● **PROBLEM DETAILS**: Reproduce the listing below exactly. Pictures do not belong in the copy.

● **RECORDS TO USE**:
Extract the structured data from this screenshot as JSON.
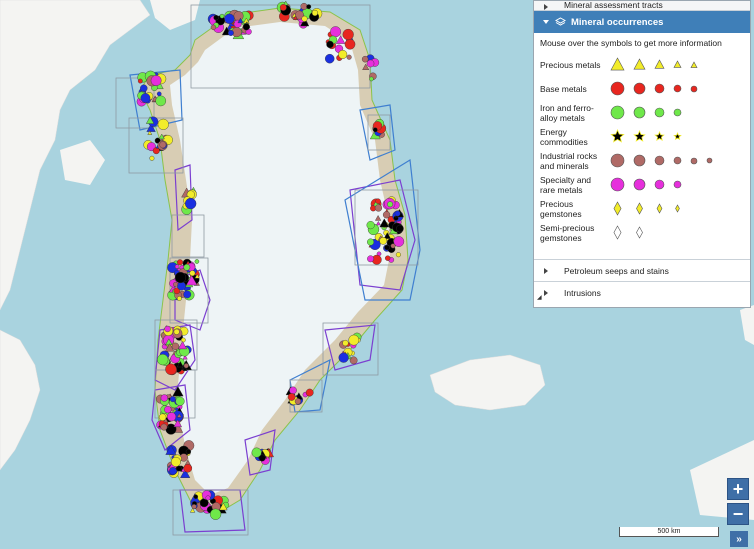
{
  "legend": {
    "collapsed_top_label": "Mineral assessment tracts",
    "header_title": "Mineral occurrences",
    "hint": "Mouse over the symbols to get more information",
    "categories": [
      {
        "label": "Precious metals",
        "shape": "triangle",
        "color": "#f2ec2a",
        "count": 5,
        "star": true
      },
      {
        "label": "Base metals",
        "shape": "circle",
        "color": "#e8261f",
        "count": 5,
        "star": true
      },
      {
        "label": "Iron and ferro-alloy metals",
        "shape": "circle",
        "color": "#6fe84a",
        "count": 4,
        "star": false
      },
      {
        "label": "Energy commodities",
        "shape": "star",
        "color": "#000000",
        "count": 4,
        "star": true
      },
      {
        "label": "Industrial rocks and minerals",
        "shape": "circle",
        "color": "#b06a66",
        "count": 6,
        "star": true
      },
      {
        "label": "Specialty and rare metals",
        "shape": "circle",
        "color": "#e62fdc",
        "count": 4,
        "star": false
      },
      {
        "label": "Precious gemstones",
        "shape": "diamond",
        "color": "#f2ec2a",
        "count": 4,
        "star": true
      },
      {
        "label": "Semi-precious gemstones",
        "shape": "diamond",
        "color": "#ffffff",
        "count": 2,
        "star": false
      }
    ],
    "petroleum_label": "Petroleum seeps and stains",
    "intrusions_label": "Intrusions"
  },
  "controls": {
    "zoom_in": "+",
    "zoom_out": "−",
    "expand": "»"
  },
  "scale_label": "500 km",
  "colors": {
    "ocean": "#a9d3df",
    "land": "#f4f4f2",
    "ice": "#eef4f6",
    "accent": "#3f7fb8"
  }
}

● **THE COMPLETED TASK**:
Extract the structured data from this screenshot as JSON.
{
  "legend": {
    "collapsed_top_label": "Mineral assessment tracts",
    "header_title": "Mineral occurrences",
    "hint": "Mouse over the symbols to get more information",
    "categories": [
      {
        "label": "Precious metals",
        "shape": "triangle",
        "color": "#f2ec2a",
        "count": 5,
        "star": true
      },
      {
        "label": "Base metals",
        "shape": "circle",
        "color": "#e8261f",
        "count": 5,
        "star": true
      },
      {
        "label": "Iron and ferro-alloy metals",
        "shape": "circle",
        "color": "#6fe84a",
        "count": 4,
        "star": false
      },
      {
        "label": "Energy commodities",
        "shape": "star",
        "color": "#000000",
        "count": 4,
        "star": true
      },
      {
        "label": "Industrial rocks and minerals",
        "shape": "circle",
        "color": "#b06a66",
        "count": 6,
        "star": true
      },
      {
        "label": "Specialty and rare metals",
        "shape": "circle",
        "color": "#e62fdc",
        "count": 4,
        "star": false
      },
      {
        "label": "Precious gemstones",
        "shape": "diamond",
        "color": "#f2ec2a",
        "count": 4,
        "star": true
      },
      {
        "label": "Semi-precious gemstones",
        "shape": "diamond",
        "color": "#ffffff",
        "count": 2,
        "star": false
      }
    ],
    "petroleum_label": "Petroleum seeps and stains",
    "intrusions_label": "Intrusions"
  },
  "controls": {
    "zoom_in": "+",
    "zoom_out": "−",
    "expand": "»"
  },
  "scale_label": "500 km",
  "colors": {
    "ocean": "#a9d3df",
    "land": "#f4f4f2",
    "ice": "#eef4f6",
    "accent": "#3f7fb8"
  }
}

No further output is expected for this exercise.